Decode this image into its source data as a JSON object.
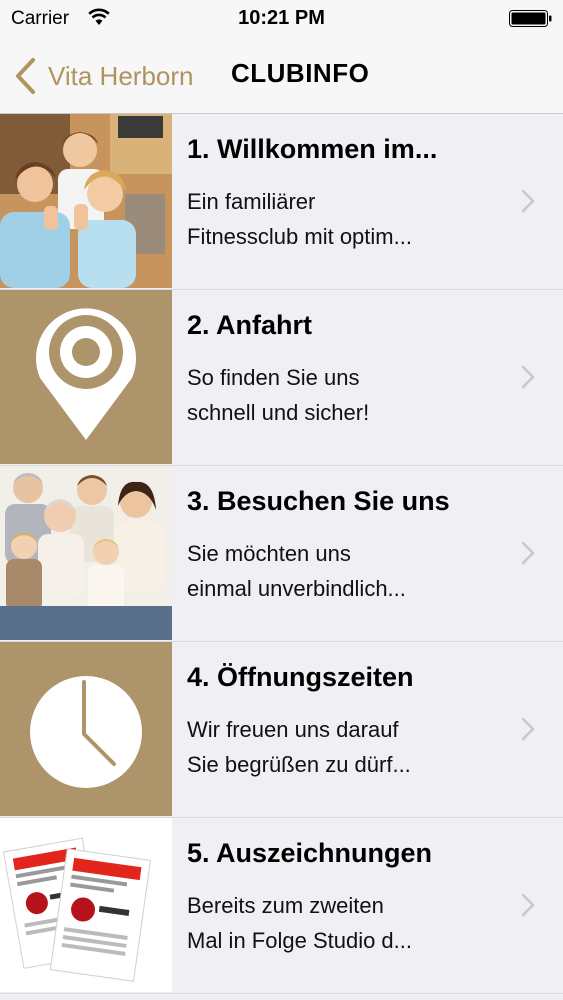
{
  "status_bar": {
    "carrier": "Carrier",
    "time": "10:21 PM"
  },
  "nav": {
    "back_label": "Vita Herborn",
    "title": "CLUBINFO"
  },
  "colors": {
    "accent": "#b09460",
    "thumb_gold": "#ad946a",
    "background": "#efeff4"
  },
  "items": [
    {
      "title": "1. Willkommen im...",
      "subtitle_line1": "Ein familiärer",
      "subtitle_line2": "Fitnessclub mit optim...",
      "thumbnail": "group-photo-thumbs-up"
    },
    {
      "title": "2. Anfahrt",
      "subtitle_line1": "So finden Sie uns",
      "subtitle_line2": "schnell und sicher!",
      "thumbnail": "map-pin-icon"
    },
    {
      "title": "3. Besuchen Sie uns",
      "subtitle_line1": "Sie möchten uns",
      "subtitle_line2": "einmal unverbindlich...",
      "thumbnail": "family-photo"
    },
    {
      "title": "4. Öffnungszeiten",
      "subtitle_line1": "Wir freuen uns darauf",
      "subtitle_line2": "Sie begrüßen zu dürf...",
      "thumbnail": "clock-icon"
    },
    {
      "title": "5. Auszeichnungen",
      "subtitle_line1": "Bereits zum zweiten",
      "subtitle_line2": "Mal in Folge Studio d...",
      "thumbnail": "award-certificates-photo"
    }
  ]
}
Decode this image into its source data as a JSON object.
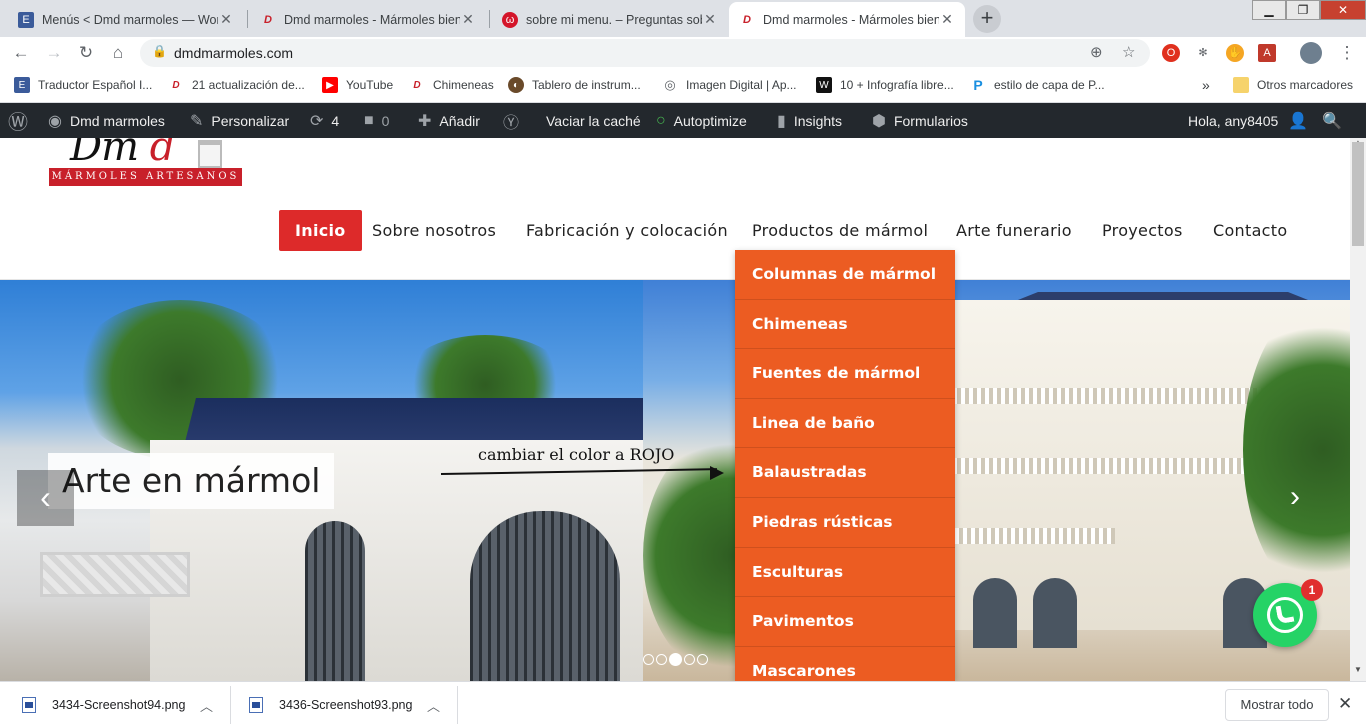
+--
#### Work instructions:
Using the data above, print every line exactly, omitting pictures.

#### Response to the exercise:
Decode this image into its source data as a JSON object.
{
  "status_bar": {
    "carrier": "Carrier",
    "time": "10:21 PM"
  },
  "nav": {
    "back_label": "Vita Herborn",
    "title": "CLUBINFO"
  },
  "colors": {
    "accent": "#b09460",
    "thumb_gold": "#ad946a",
    "background": "#efeff4"
  },
  "items": [
    {
      "title": "1. Willkommen im...",
      "subtitle_line1": "Ein familiärer",
      "subtitle_line2": "Fitnessclub mit optim...",
      "thumbnail": "group-photo-thumbs-up"
    },
    {
      "title": "2. Anfahrt",
      "subtitle_line1": "So finden Sie uns",
      "subtitle_line2": "schnell und sicher!",
      "thumbnail": "map-pin-icon"
    },
    {
      "title": "3. Besuchen Sie uns",
      "subtitle_line1": "Sie möchten uns",
      "subtitle_line2": "einmal unverbindlich...",
      "thumbnail": "family-photo"
    },
    {
      "title": "4. Öffnungszeiten",
      "subtitle_line1": "Wir freuen uns darauf",
      "subtitle_line2": "Sie begrüßen zu dürf...",
      "thumbnail": "clock-icon"
    },
    {
      "title": "5. Auszeichnungen",
      "subtitle_line1": "Bereits zum zweiten",
      "subtitle_line2": "Mal in Folge Studio d...",
      "thumbnail": "award-certificates-photo"
    }
  ]
}
Decode this image into its source data as a JSON object.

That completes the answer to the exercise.